[Stated goal]
Scan the entries below. List each line with "reading".

[Records]

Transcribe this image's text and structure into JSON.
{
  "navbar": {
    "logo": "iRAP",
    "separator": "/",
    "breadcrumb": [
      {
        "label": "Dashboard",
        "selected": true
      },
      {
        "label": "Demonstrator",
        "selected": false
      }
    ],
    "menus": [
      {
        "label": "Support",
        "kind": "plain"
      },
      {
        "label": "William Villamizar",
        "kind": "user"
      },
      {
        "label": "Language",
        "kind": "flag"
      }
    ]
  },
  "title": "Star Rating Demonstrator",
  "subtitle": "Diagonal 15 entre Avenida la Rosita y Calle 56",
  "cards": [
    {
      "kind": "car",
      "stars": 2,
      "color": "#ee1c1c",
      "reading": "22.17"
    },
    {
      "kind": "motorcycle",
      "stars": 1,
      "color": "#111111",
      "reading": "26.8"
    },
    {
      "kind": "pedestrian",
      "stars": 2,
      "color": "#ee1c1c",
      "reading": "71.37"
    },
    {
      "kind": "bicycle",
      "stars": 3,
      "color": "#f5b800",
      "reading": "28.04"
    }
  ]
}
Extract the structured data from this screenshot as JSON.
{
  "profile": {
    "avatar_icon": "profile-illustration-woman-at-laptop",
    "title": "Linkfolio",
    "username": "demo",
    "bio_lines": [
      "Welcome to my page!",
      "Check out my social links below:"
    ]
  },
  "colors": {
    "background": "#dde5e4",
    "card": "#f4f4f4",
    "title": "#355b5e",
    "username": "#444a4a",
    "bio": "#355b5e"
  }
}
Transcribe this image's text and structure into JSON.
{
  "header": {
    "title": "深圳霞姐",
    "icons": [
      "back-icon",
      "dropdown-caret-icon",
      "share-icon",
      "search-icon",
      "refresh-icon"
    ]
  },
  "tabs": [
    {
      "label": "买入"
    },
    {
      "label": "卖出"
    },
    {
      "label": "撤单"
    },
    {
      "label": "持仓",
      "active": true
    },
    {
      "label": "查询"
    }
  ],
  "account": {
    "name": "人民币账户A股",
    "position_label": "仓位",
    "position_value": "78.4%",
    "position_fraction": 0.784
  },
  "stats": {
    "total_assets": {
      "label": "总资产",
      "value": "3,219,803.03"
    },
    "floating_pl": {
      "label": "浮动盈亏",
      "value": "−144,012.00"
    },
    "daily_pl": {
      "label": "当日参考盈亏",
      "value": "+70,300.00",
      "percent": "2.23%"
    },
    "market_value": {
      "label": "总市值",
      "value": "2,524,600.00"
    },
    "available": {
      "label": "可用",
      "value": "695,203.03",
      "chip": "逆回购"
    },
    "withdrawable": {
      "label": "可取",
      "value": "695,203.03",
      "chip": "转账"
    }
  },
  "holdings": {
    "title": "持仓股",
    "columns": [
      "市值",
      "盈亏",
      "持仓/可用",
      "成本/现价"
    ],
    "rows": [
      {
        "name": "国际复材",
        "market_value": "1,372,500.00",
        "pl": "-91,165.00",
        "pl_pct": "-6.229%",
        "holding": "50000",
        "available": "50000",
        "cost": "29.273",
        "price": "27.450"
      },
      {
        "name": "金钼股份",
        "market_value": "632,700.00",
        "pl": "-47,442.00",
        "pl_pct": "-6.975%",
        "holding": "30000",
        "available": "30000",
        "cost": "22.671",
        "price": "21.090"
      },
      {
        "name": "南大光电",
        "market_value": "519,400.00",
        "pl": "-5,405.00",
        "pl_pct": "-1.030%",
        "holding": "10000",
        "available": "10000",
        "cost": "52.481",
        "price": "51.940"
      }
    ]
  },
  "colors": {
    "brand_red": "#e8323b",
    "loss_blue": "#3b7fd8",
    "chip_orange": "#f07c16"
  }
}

[Result for this exercise]
      "reading": "22.17"
      "reading": "26.8"
      "reading": "71.37"
      "reading": "28.04"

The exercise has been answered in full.